-------- Given data

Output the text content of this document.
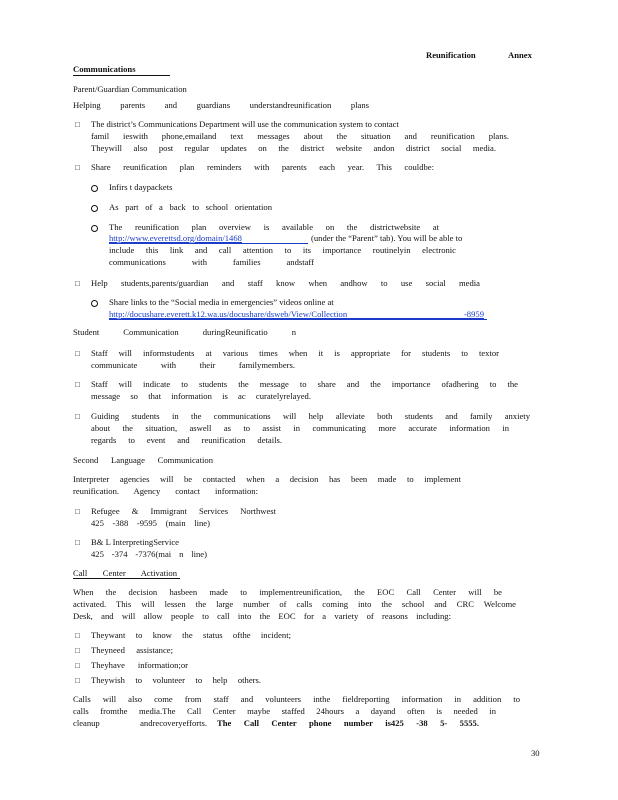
Reunification	Annex
Communications
Parent/Guardian Communication
Helping parents and guardians understandreunification plans
□ The district’s Communications Department will use the communication system to contact
famil ieswith phone,emailand text messages about the situation and reunification plans.
Theywill also post regular updates on the district website andon district social media.
□ Share reunification plan reminders with parents each year. This couldbe:
Infirs t daypackets
As part of a back to school orientation
The reunification plan overview is available on the districtwebsite at
http://www.everettsd.org/domain/1468	(under the “Parent” tab). You will be able to
include this link and call attention to its importance routinelyin electronic
communications with families andstaff
□ Help students,parents/guardian and staff know when andhow to use social media
Share links to the “Social media in emergencies” videos online at
http://docushare.everett.k12.wa.us/docushare/dsweb/View/Collection -8959
Student Communication duringReunificatio n
□ Staff will informstudents at various times when it is appropriate for students to textor
communicate with their familymembers.
□ Staff will indicate to students the message to share and the importance ofadhering to the
message so that information is ac curatelyrelayed.
□ Guiding students in the communications will help alleviate both students and family anxiety
about the situation, aswell as to assist in communicating more accurate information in
regards to event and reunification details.
Second Language Communication
Interpreter agencies will be contacted when a decision has been made to implement
reunification. Agency contact information:
□ Refugee & Immigrant Services Northwest
425 -388 -9595 (main line)
□ B& L InterpretingService
425 -374 -7376(mai n line)
Call Center Activation
When the decision hasbeen made to implementreunification, the EOC Call Center will be
activated. This will lessen the large number of calls coming into the school and CRC Welcome
Desk, and will allow people to call into the EOC for a variety of reasons including:
□ Theywant to know the status ofthe incident;
□ Theyneed assistance;
□ Theyhave information;or
□ Theywish to volunteer to help others.
Calls will also come from staff and volunteers inthe fieldreporting information in addition to
calls fromthe media.The Call Center maybe staffed 24hours a dayand often is needed in
cleanup andrecoveryefforts. The Call Center phone number is425 -38 5- 5555.
30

----------------

What this task involves :: From the material above, copy each line that includes the word "importance".

Problem solution ::
include this link and call attention to its importance routinelyin electronic
□ Staff will indicate to students the message to share and the importance ofadhering to the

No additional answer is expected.